Dataset content -
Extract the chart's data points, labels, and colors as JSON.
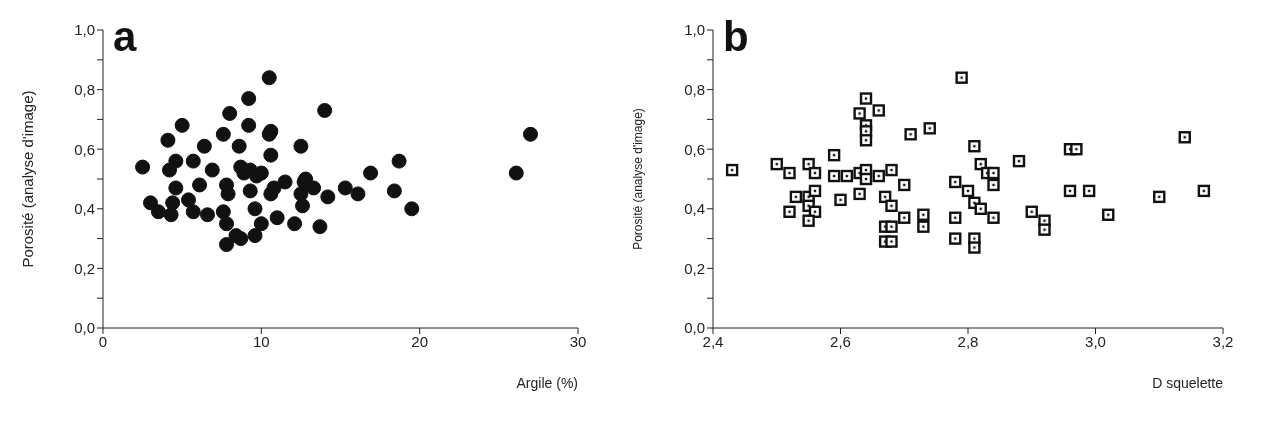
{
  "chart_data": [
    {
      "type": "scatter",
      "title": "a",
      "xlabel": "Argile  (%)",
      "ylabel": "Porosité  (analyse d'image)",
      "marker": "circle",
      "grid": false,
      "legend": false,
      "xlim": [
        0,
        30
      ],
      "xticks": [
        0,
        10,
        20,
        30
      ],
      "ylim": [
        0,
        1
      ],
      "yticks": [
        {
          "value": 0,
          "label": "0,0"
        },
        {
          "value": 0.1,
          "label": null
        },
        {
          "value": 0.2,
          "label": "0,2"
        },
        {
          "value": 0.3,
          "label": null
        },
        {
          "value": 0.4,
          "label": "0,4"
        },
        {
          "value": 0.5,
          "label": null
        },
        {
          "value": 0.6,
          "label": "0,6"
        },
        {
          "value": 0.7,
          "label": null
        },
        {
          "value": 0.8,
          "label": "0,8"
        },
        {
          "value": 0.9,
          "label": null
        },
        {
          "value": 1,
          "label": "1,0"
        }
      ],
      "series": [
        {
          "color": "#111111",
          "x": [
            10.5,
            9.2,
            8.0,
            5.0,
            9.2,
            10.6,
            10.5,
            7.6,
            4.1,
            6.4,
            8.6,
            12.5,
            10.6,
            5.7,
            4.6,
            2.5,
            4.2,
            6.9,
            8.7,
            9.3,
            10.0,
            8.9,
            9.7,
            11.5,
            4.6,
            6.1,
            7.8,
            7.9,
            9.3,
            10.8,
            10.6,
            12.5,
            12.7,
            3.0,
            4.4,
            5.4,
            9.6,
            12.6,
            3.5,
            4.3,
            5.7,
            6.6,
            7.6,
            7.8,
            10.0,
            11.0,
            12.1,
            8.4,
            7.8,
            9.6,
            8.7,
            14.0,
            18.7,
            16.9,
            12.8,
            13.3,
            14.2,
            15.3,
            16.1,
            18.4,
            19.5,
            13.7,
            27.0,
            26.1
          ],
          "values": [
            0.84,
            0.77,
            0.72,
            0.68,
            0.68,
            0.66,
            0.65,
            0.65,
            0.63,
            0.61,
            0.61,
            0.61,
            0.58,
            0.56,
            0.56,
            0.54,
            0.53,
            0.53,
            0.54,
            0.53,
            0.52,
            0.52,
            0.51,
            0.49,
            0.47,
            0.48,
            0.48,
            0.45,
            0.46,
            0.47,
            0.45,
            0.45,
            0.49,
            0.42,
            0.42,
            0.43,
            0.4,
            0.41,
            0.39,
            0.38,
            0.39,
            0.38,
            0.39,
            0.35,
            0.35,
            0.37,
            0.35,
            0.31,
            0.28,
            0.31,
            0.3,
            0.73,
            0.56,
            0.52,
            0.5,
            0.47,
            0.44,
            0.47,
            0.45,
            0.46,
            0.4,
            0.34,
            0.65,
            0.52
          ]
        }
      ]
    },
    {
      "type": "scatter",
      "title": "b",
      "xlabel": "D squelette",
      "ylabel": "Porosité (analyse d'image)",
      "marker": "square",
      "grid": false,
      "legend": false,
      "xlim": [
        2.4,
        3.2
      ],
      "xticks": [
        {
          "value": 2.4,
          "label": "2,4"
        },
        {
          "value": 2.6,
          "label": "2,6"
        },
        {
          "value": 2.8,
          "label": "2,8"
        },
        {
          "value": 3.0,
          "label": "3,0"
        },
        {
          "value": 3.2,
          "label": "3,2"
        }
      ],
      "ylim": [
        0,
        1
      ],
      "yticks": [
        {
          "value": 0,
          "label": "0,0"
        },
        {
          "value": 0.1,
          "label": null
        },
        {
          "value": 0.2,
          "label": "0,2"
        },
        {
          "value": 0.3,
          "label": null
        },
        {
          "value": 0.4,
          "label": "0,4"
        },
        {
          "value": 0.5,
          "label": null
        },
        {
          "value": 0.6,
          "label": "0,6"
        },
        {
          "value": 0.7,
          "label": null
        },
        {
          "value": 0.8,
          "label": "0,8"
        },
        {
          "value": 0.9,
          "label": null
        },
        {
          "value": 1,
          "label": "1,0"
        }
      ],
      "series": [
        {
          "color": "#111111",
          "x": [
            2.43,
            2.5,
            2.52,
            2.55,
            2.56,
            2.59,
            2.59,
            2.61,
            2.63,
            2.64,
            2.64,
            2.66,
            2.68,
            2.64,
            2.66,
            2.63,
            2.64,
            2.64,
            2.64,
            2.71,
            2.74,
            2.79,
            2.53,
            2.55,
            2.56,
            2.55,
            2.56,
            2.52,
            2.55,
            2.6,
            2.63,
            2.67,
            2.68,
            2.7,
            2.7,
            2.67,
            2.68,
            2.67,
            2.68,
            2.73,
            2.73,
            2.78,
            2.78,
            2.78,
            2.81,
            2.82,
            2.83,
            2.84,
            2.84,
            2.88,
            2.8,
            2.81,
            2.82,
            2.84,
            2.81,
            2.81,
            2.9,
            2.92,
            2.92,
            2.96,
            2.97,
            2.96,
            2.99,
            3.02,
            3.1,
            3.14,
            3.17
          ],
          "values": [
            0.53,
            0.55,
            0.52,
            0.55,
            0.52,
            0.58,
            0.51,
            0.51,
            0.52,
            0.53,
            0.5,
            0.51,
            0.53,
            0.77,
            0.73,
            0.72,
            0.68,
            0.66,
            0.63,
            0.65,
            0.67,
            0.84,
            0.44,
            0.44,
            0.46,
            0.41,
            0.39,
            0.39,
            0.36,
            0.43,
            0.45,
            0.44,
            0.41,
            0.48,
            0.37,
            0.34,
            0.34,
            0.29,
            0.29,
            0.38,
            0.34,
            0.49,
            0.37,
            0.3,
            0.61,
            0.55,
            0.52,
            0.52,
            0.48,
            0.56,
            0.46,
            0.42,
            0.4,
            0.37,
            0.3,
            0.27,
            0.39,
            0.36,
            0.33,
            0.6,
            0.6,
            0.46,
            0.46,
            0.38,
            0.44,
            0.64,
            0.46
          ]
        }
      ]
    }
  ]
}
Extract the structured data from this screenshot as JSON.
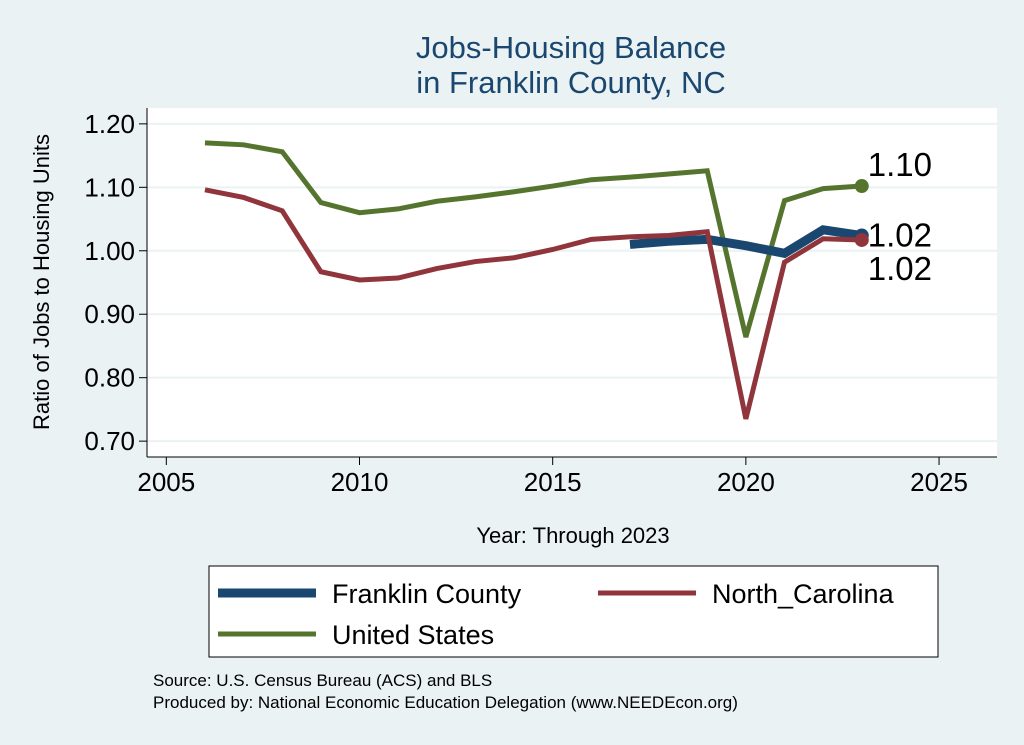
{
  "chart_data": {
    "type": "line",
    "title_line1": "Jobs-Housing Balance",
    "title_line2": "in Franklin County, NC",
    "xlabel": "Year: Through 2023",
    "ylabel": "Ratio of Jobs to Housing Units",
    "xlim": [
      2004.5,
      2026.5
    ],
    "ylim": [
      0.675,
      1.225
    ],
    "xticks": [
      2005,
      2010,
      2015,
      2020,
      2025
    ],
    "yticks": [
      0.7,
      0.8,
      0.9,
      1.0,
      1.1,
      1.2
    ],
    "ytick_labels": [
      "0.70",
      "0.80",
      "0.90",
      "1.00",
      "1.10",
      "1.20"
    ],
    "grid": true,
    "series": [
      {
        "name": "Franklin County",
        "color": "#1a476f",
        "x": [
          2017,
          2018,
          2019,
          2020,
          2021,
          2022,
          2023
        ],
        "y": [
          1.01,
          1.015,
          1.018,
          1.008,
          0.996,
          1.033,
          1.024
        ],
        "end_label": "1.02"
      },
      {
        "name": "North_Carolina",
        "color": "#90353b",
        "x": [
          2006,
          2007,
          2008,
          2009,
          2010,
          2011,
          2012,
          2013,
          2014,
          2015,
          2016,
          2017,
          2018,
          2019,
          2020,
          2021,
          2022,
          2023
        ],
        "y": [
          1.096,
          1.084,
          1.063,
          0.967,
          0.954,
          0.957,
          0.972,
          0.983,
          0.989,
          1.002,
          1.018,
          1.022,
          1.024,
          1.03,
          0.735,
          0.982,
          1.019,
          1.017
        ],
        "end_label": "1.02"
      },
      {
        "name": "United States",
        "color": "#55752f",
        "x": [
          2006,
          2007,
          2008,
          2009,
          2010,
          2011,
          2012,
          2013,
          2014,
          2015,
          2016,
          2017,
          2018,
          2019,
          2020,
          2021,
          2022,
          2023
        ],
        "y": [
          1.17,
          1.167,
          1.156,
          1.076,
          1.06,
          1.066,
          1.078,
          1.085,
          1.093,
          1.102,
          1.112,
          1.116,
          1.121,
          1.126,
          0.864,
          1.079,
          1.098,
          1.102
        ],
        "end_label": "1.10"
      }
    ],
    "legend": [
      "Franklin County",
      "North_Carolina",
      "United States"
    ],
    "source_line1": "Source: U.S. Census Bureau (ACS) and BLS",
    "source_line2": "Produced by: National Economic Education Delegation (www.NEEDEcon.org)"
  }
}
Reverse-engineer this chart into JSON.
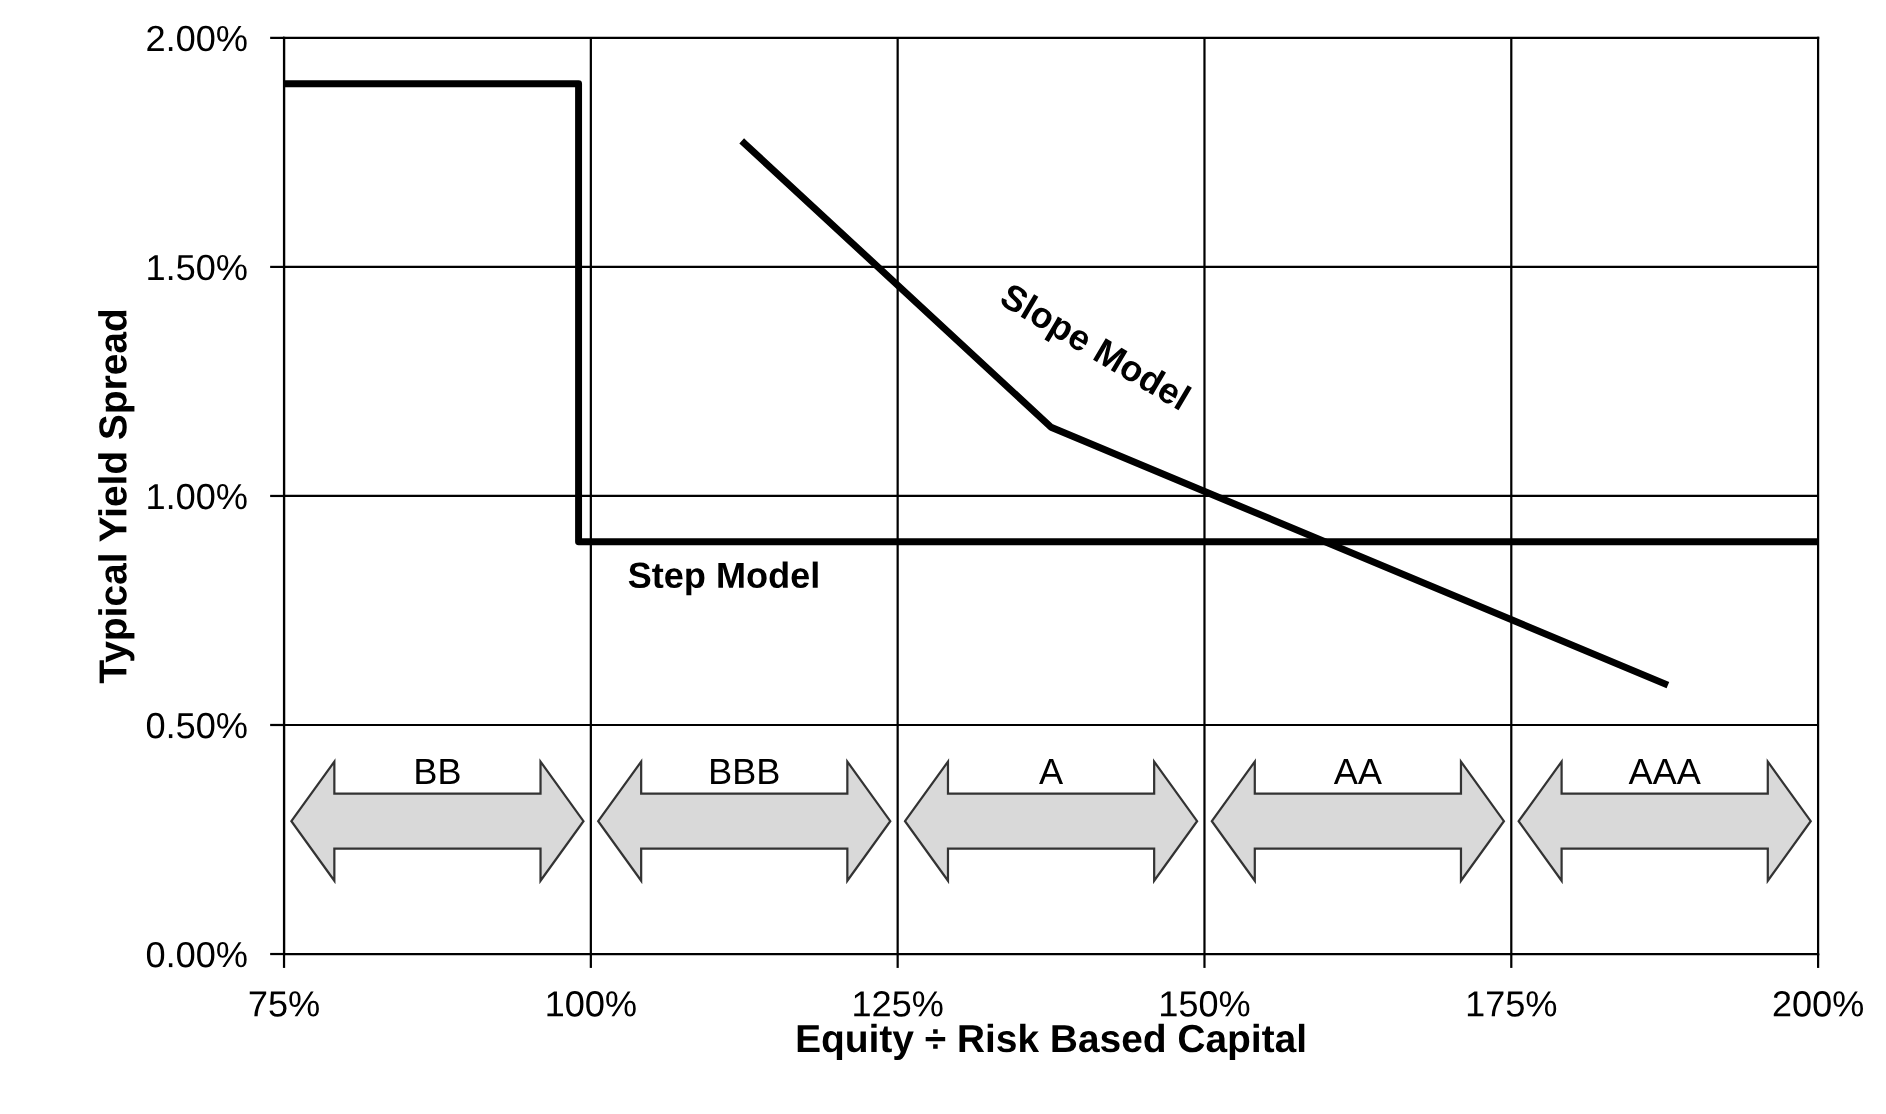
{
  "chart_data": {
    "type": "line",
    "xlabel": "Equity ÷ Risk Based Capital",
    "ylabel": "Typical Yield Spread",
    "xlim": [
      75,
      200
    ],
    "ylim": [
      0,
      2
    ],
    "xticks": [
      {
        "value": 75,
        "label": "75%"
      },
      {
        "value": 100,
        "label": "100%"
      },
      {
        "value": 125,
        "label": "125%"
      },
      {
        "value": 150,
        "label": "150%"
      },
      {
        "value": 175,
        "label": "175%"
      },
      {
        "value": 200,
        "label": "200%"
      }
    ],
    "yticks": [
      {
        "value": 0,
        "label": "0.00%"
      },
      {
        "value": 0.5,
        "label": "0.50%"
      },
      {
        "value": 1,
        "label": "1.00%"
      },
      {
        "value": 1.5,
        "label": "1.50%"
      },
      {
        "value": 2,
        "label": "2.00%"
      }
    ],
    "grid": true,
    "legend": false,
    "series": [
      {
        "name": "Step Model",
        "type": "step",
        "color": "#000000",
        "x": [
          75,
          99,
          200
        ],
        "values": [
          1.9,
          0.9,
          0.9
        ]
      },
      {
        "name": "Slope Model",
        "color": "#000000",
        "x": [
          112.5,
          137.5,
          187.5
        ],
        "values": [
          1.77,
          1.15,
          0.59
        ]
      }
    ],
    "annotations": [
      "BB",
      "BBB",
      "A",
      "AA",
      "AAA"
    ]
  }
}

Short task - Check each line of the records above for the string "Franklin", and report every line that has it.

Task result -
    "title_line2": "in Franklin County, NC",
        "name": "Franklin County",
      "Franklin County",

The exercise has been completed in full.